#### [Request]
Return each line of the records with nothing changed, pictures excepted.

· · · · ·

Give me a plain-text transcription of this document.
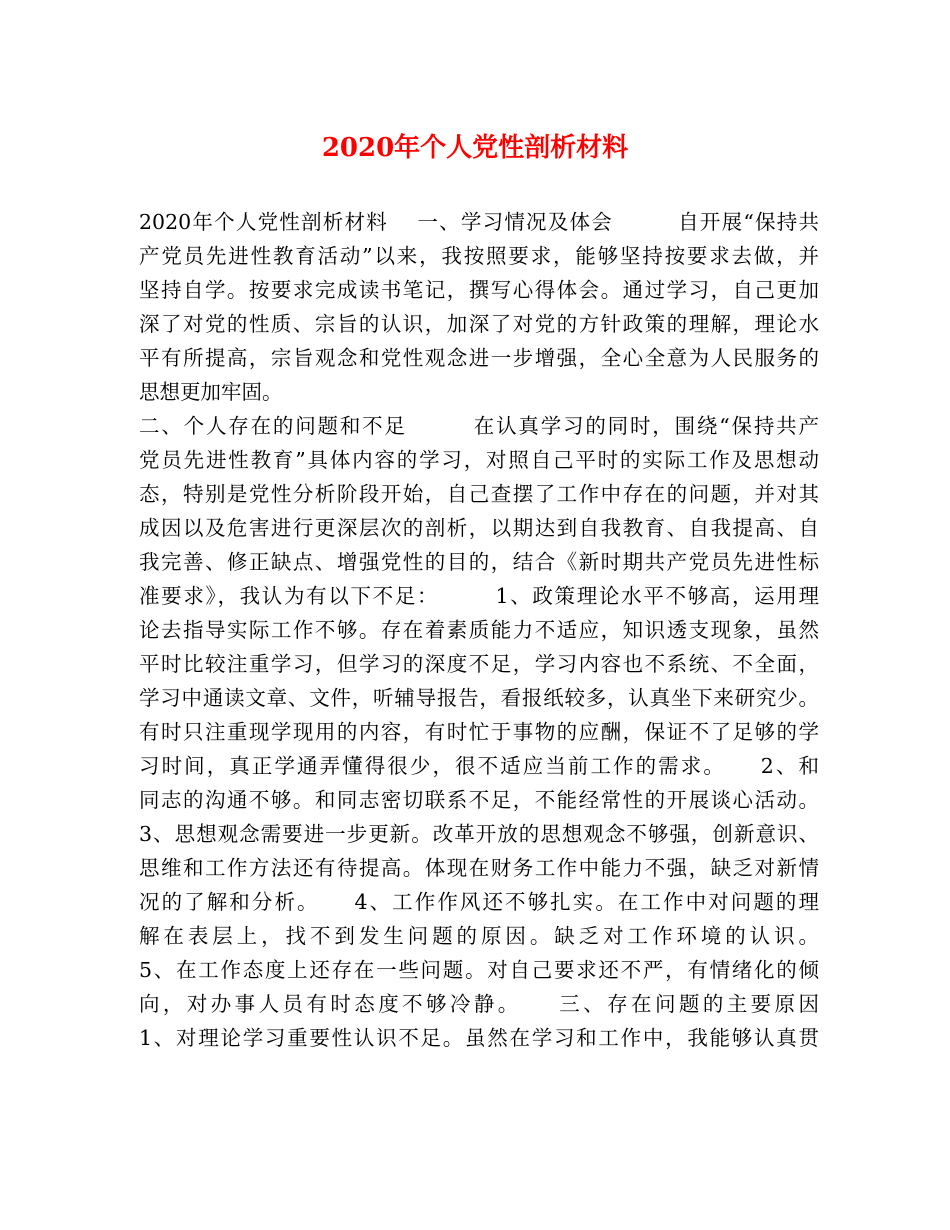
2020年个人党性剖析材料
2020年个人党性剖析材料　 一、学习情况及体会　　　自开展“保持共
产党员先进性教育活动”以来，我按照要求，能够坚持按要求去做，并
坚持自学。按要求完成读书笔记，撰写心得体会。通过学习，自己更加
深了对党的性质、宗旨的认识，加深了对党的方针政策的理解，理论水
平有所提高，宗旨观念和党性观念进一步增强，全心全意为人民服务的
思想更加牢固。
二、个人存在的问题和不足　　　在认真学习的同时，围绕“保持共产
党员先进性教育”具体内容的学习，对照自己平时的实际工作及思想动
态，特别是党性分析阶段开始，自己查摆了工作中存在的问题，并对其
成因以及危害进行更深层次的剖析，以期达到自我教育、自我提高、自
我完善、修正缺点、增强党性的目的，结合《新时期共产党员先进性标
准要求》，我认为有以下不足：　　　1、政策理论水平不够高，运用理
论去指导实际工作不够。存在着素质能力不适应，知识透支现象，虽然
平时比较注重学习，但学习的深度不足，学习内容也不系统、不全面，
学习中通读文章、文件，听辅导报告，看报纸较多，认真坐下来研究少。
有时只注重现学现用的内容，有时忙于事物的应酬，保证不了足够的学
习时间，真正学通弄懂得很少，很不适应当前工作的需求。　　2、和
同志的沟通不够。和同志密切联系不足，不能经常性的开展谈心活动。
3、思想观念需要进一步更新。改革开放的思想观念不够强，创新意识、
思维和工作方法还有待提高。体现在财务工作中能力不强，缺乏对新情
况的了解和分析。　　4、工作作风还不够扎实。在工作中对问题的理
解在表层上，找不到发生问题的原因。缺乏对工作环境的认识。
5、在工作态度上还存在一些问题。对自己要求还不严，有情绪化的倾
向，对办事人员有时态度不够冷静。　　三、存在问题的主要原因
1、对理论学习重要性认识不足。虽然在学习和工作中，我能够认真贯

· · · · ·

#### [Finished exercise]
Give me a plain-text transcription of this document.
2020年个人党性剖析材料
2020年个人党性剖析材料　 一、学习情况及体会　　　自开展“保持共
产党员先进性教育活动”以来，我按照要求，能够坚持按要求去做，并
坚持自学。按要求完成读书笔记，撰写心得体会。通过学习，自己更加
深了对党的性质、宗旨的认识，加深了对党的方针政策的理解，理论水
平有所提高，宗旨观念和党性观念进一步增强，全心全意为人民服务的
思想更加牢固。
二、个人存在的问题和不足　　　在认真学习的同时，围绕“保持共产
党员先进性教育”具体内容的学习，对照自己平时的实际工作及思想动
态，特别是党性分析阶段开始，自己查摆了工作中存在的问题，并对其
成因以及危害进行更深层次的剖析，以期达到自我教育、自我提高、自
我完善、修正缺点、增强党性的目的，结合《新时期共产党员先进性标
准要求》，我认为有以下不足：　　　1、政策理论水平不够高，运用理
论去指导实际工作不够。存在着素质能力不适应，知识透支现象，虽然
平时比较注重学习，但学习的深度不足，学习内容也不系统、不全面，
学习中通读文章、文件，听辅导报告，看报纸较多，认真坐下来研究少。
有时只注重现学现用的内容，有时忙于事物的应酬，保证不了足够的学
习时间，真正学通弄懂得很少，很不适应当前工作的需求。　　2、和
同志的沟通不够。和同志密切联系不足，不能经常性的开展谈心活动。
3、思想观念需要进一步更新。改革开放的思想观念不够强，创新意识、
思维和工作方法还有待提高。体现在财务工作中能力不强，缺乏对新情
况的了解和分析。　　4、工作作风还不够扎实。在工作中对问题的理
解在表层上，找不到发生问题的原因。缺乏对工作环境的认识。
5、在工作态度上还存在一些问题。对自己要求还不严，有情绪化的倾
向，对办事人员有时态度不够冷静。　　三、存在问题的主要原因
1、对理论学习重要性认识不足。虽然在学习和工作中，我能够认真贯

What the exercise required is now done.